━━━ DATA FOR THIS EXERCISE ━━━

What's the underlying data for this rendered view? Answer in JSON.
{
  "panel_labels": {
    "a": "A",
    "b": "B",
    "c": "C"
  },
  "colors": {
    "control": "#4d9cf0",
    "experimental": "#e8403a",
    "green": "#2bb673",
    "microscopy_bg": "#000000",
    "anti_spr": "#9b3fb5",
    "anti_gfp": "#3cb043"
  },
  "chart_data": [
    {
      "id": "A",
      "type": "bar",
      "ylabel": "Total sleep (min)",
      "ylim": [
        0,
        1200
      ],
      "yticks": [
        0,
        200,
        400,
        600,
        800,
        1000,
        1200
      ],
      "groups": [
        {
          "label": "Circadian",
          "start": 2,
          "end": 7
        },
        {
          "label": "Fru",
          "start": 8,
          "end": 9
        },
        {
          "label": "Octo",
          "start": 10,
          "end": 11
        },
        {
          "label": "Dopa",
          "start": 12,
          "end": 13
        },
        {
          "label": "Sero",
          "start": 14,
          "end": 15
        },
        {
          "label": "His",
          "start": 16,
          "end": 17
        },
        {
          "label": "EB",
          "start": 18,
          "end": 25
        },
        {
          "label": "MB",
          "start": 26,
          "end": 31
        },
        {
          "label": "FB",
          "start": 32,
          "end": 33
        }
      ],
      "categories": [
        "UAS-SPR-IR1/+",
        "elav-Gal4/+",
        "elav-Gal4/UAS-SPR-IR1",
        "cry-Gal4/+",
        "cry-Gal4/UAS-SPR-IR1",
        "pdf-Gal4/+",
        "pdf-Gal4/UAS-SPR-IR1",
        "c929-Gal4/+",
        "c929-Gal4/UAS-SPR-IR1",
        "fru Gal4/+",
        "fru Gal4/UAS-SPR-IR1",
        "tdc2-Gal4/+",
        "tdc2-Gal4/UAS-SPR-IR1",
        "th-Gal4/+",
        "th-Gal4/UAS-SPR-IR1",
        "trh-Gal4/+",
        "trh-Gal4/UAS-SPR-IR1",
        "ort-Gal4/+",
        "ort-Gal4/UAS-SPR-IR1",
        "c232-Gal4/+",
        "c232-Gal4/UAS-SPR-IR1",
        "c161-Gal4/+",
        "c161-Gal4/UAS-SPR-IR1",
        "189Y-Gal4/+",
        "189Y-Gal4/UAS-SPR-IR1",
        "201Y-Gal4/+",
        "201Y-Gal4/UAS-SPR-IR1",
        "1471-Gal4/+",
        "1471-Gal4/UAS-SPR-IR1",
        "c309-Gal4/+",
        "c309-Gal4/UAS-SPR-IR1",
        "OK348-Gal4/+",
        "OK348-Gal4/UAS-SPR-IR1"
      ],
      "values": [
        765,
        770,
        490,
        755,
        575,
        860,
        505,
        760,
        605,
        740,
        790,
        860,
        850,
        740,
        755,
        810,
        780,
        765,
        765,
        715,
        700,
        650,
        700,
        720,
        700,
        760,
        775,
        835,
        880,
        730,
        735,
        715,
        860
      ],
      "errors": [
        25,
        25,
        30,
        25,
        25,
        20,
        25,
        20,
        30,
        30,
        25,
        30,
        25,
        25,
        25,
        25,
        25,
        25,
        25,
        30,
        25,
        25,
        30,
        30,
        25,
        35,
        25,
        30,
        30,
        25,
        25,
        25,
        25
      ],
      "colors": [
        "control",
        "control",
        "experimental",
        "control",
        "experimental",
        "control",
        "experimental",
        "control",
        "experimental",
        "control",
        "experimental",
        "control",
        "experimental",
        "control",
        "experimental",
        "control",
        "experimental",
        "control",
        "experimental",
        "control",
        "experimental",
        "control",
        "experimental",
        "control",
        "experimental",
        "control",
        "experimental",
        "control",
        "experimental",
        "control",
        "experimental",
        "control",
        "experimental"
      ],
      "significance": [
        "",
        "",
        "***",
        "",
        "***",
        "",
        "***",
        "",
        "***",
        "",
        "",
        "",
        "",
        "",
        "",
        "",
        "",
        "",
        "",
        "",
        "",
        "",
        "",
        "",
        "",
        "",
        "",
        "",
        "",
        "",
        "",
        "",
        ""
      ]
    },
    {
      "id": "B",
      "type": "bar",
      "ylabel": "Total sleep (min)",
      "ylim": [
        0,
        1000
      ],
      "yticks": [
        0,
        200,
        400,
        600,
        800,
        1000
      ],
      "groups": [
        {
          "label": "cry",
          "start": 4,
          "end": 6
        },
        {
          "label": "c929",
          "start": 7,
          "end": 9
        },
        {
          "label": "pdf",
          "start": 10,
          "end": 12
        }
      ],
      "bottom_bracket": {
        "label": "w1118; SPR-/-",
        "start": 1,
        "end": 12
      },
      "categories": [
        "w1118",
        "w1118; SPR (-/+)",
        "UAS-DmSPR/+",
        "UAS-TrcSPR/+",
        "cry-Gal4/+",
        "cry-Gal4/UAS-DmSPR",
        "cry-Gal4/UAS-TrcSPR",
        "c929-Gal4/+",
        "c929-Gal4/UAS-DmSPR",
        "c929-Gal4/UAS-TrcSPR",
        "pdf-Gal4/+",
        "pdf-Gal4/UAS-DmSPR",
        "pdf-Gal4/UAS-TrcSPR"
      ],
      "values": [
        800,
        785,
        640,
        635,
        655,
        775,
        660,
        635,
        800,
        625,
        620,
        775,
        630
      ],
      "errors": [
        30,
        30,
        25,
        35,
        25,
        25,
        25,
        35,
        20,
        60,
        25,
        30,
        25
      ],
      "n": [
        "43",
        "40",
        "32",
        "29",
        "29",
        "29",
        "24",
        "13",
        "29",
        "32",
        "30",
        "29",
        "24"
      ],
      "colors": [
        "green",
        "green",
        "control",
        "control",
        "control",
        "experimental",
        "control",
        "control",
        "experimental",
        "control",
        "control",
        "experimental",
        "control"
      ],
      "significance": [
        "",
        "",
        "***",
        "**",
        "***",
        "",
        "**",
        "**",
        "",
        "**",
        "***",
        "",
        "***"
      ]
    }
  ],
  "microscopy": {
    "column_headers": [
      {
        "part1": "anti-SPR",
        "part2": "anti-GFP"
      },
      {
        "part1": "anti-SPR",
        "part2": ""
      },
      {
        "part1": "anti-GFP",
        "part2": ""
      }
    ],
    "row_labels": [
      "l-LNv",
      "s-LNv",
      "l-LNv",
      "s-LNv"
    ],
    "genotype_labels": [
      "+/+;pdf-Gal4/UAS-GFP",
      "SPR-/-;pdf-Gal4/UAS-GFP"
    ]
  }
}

━━━

> _EXERCISE PROMPT_:
Which lines include the word "TrcSPR"? List them all.

> _CORRECT OUTPUT_:
        "UAS-TrcSPR/+",
        "cry-Gal4/UAS-TrcSPR",
        "c929-Gal4/UAS-TrcSPR",
        "pdf-Gal4/UAS-TrcSPR"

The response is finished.